* [Extract]
..........

North Jersey News Roundup for July 28, 2020

With oversized house parties causing coronavirus flare ups around New Jersey, state officials pleaded with parents and young adults to follow COVID-19 protocols. “We continue to see outbreaks coming from gatherings of young people,” said Department of Health Commissioner Judith Persichilli. “We must take all precautions to prevent the spread of the virus. (Young people) need to take this public health threat seriously.”

Gov. Phil Murphy anticipates schools will reopen in the fall. The governor stated education experts confirmed in-person education is critical and remote learning is an acceptable substitute only when necessary. “If done safely, I believe we must try to include at least an aspect of in-person education for our children this fall,” he said.

New Jersey has started deploying saliva-based coronavirus tests developed at Rutgers University to the state’s testing initiatives, increase testing capacity by 30,000 a day with results within 48 hours. The tests, from RUCDR Infinite Biologics, will go first to front-line responders and vulnerable residents. News12 New Jersey

Republican U.S. Senate candidate Hirsh Singh filed civil suits seeking recounts in at least four counties. Singh, who trails rival candidate Rik Mehta by roughly 8,000 votes, filed for recounts in Camden, Burlington, Morris and Passaic Counties. Mehta leads over Singh in those counties totals a little more than 13,000 votes. New Jersey Globe

Assemblywoman BettyLou DeCroce wants registered voters to cast ballots in person as a way to ensure the November election goes smoothly. “New Jersey cannot conduct a proper Presidential Election that will have the confidence of the voters if the state insists on banning voters from the polling booth,” said DeCroce. 

Gov. Phil Murphy said job cuts for public workers on the front lines of the coronavirus battle is likely to occur if the Senate Republicans’ $1 trillion stimulus bill is approved without extra direct cash aid for states. “Our expenses are skyrocketing…to deal with this pandemic, to deal with unemployed folks (and) to deal with small businesses that have been crushed — our revenues have fallen off the table,” Murphy said. “The one smart thing we could do as a country right now is to inject a lot of cash into states to keep frontline workers employed at the very moment we may need them the most.”

Rep. Josh Gottheimer led a bipartisan coalition to allow small businesses to apply for a second round of the Paycheck Protection Program’s (PPP) forgivable loans. In a letter to House leaders, the representatives lobbied for small businesses to be allowed to apply for continued funding through PPP to mitigate the damage to themselves and their employees with the coronavirus continuing to spread.

..........

* [Data section]
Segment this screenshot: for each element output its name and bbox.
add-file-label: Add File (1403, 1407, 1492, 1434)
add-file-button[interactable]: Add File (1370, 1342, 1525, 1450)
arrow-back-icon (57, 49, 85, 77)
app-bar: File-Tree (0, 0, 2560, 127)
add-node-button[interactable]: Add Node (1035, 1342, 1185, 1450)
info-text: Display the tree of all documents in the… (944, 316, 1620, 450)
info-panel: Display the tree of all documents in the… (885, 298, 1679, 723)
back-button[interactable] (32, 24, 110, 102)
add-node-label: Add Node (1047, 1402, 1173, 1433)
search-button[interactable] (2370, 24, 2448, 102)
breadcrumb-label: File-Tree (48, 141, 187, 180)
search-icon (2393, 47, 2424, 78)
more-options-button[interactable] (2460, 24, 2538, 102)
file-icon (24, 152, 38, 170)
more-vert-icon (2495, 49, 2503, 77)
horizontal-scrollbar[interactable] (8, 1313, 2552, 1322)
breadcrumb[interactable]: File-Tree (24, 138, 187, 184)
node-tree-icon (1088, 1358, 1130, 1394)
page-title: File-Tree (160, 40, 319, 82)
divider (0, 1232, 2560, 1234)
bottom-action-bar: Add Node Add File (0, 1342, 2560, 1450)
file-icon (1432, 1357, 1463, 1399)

..........

* [Work request A]
According to the North Jersey news roundup, in which four counties did Hirsh Singh file for recounts?
* [Work request B]
Continue the North Jersey news roundup, starting right after its final paragraph.

* [Answer A]
Camden, Burlington, Morris and Passaic Counties.

* [Answer B]
NJ Transit officials approved an agreement to replace the Portal North Bridge, leading to construction starting as early as next spring. NJ Transit’s board unanimously approved entering into a project development contract agreement with Amtrak, one of the criteria needed for a full funding agreement from the Federal Transit Administration.

Three more New Jersey colleges canceled their fall sports. The Metro Atlantic Athletic Conference Council of Presidents voted to cancel fall sports for the league that includes Saint Peter’s University, Monmouth University and Rider University. The sports affected include cross country, field hockey, football, golf, soccer, tennis and volleyball. Players will be allowed to train upon their return to campus.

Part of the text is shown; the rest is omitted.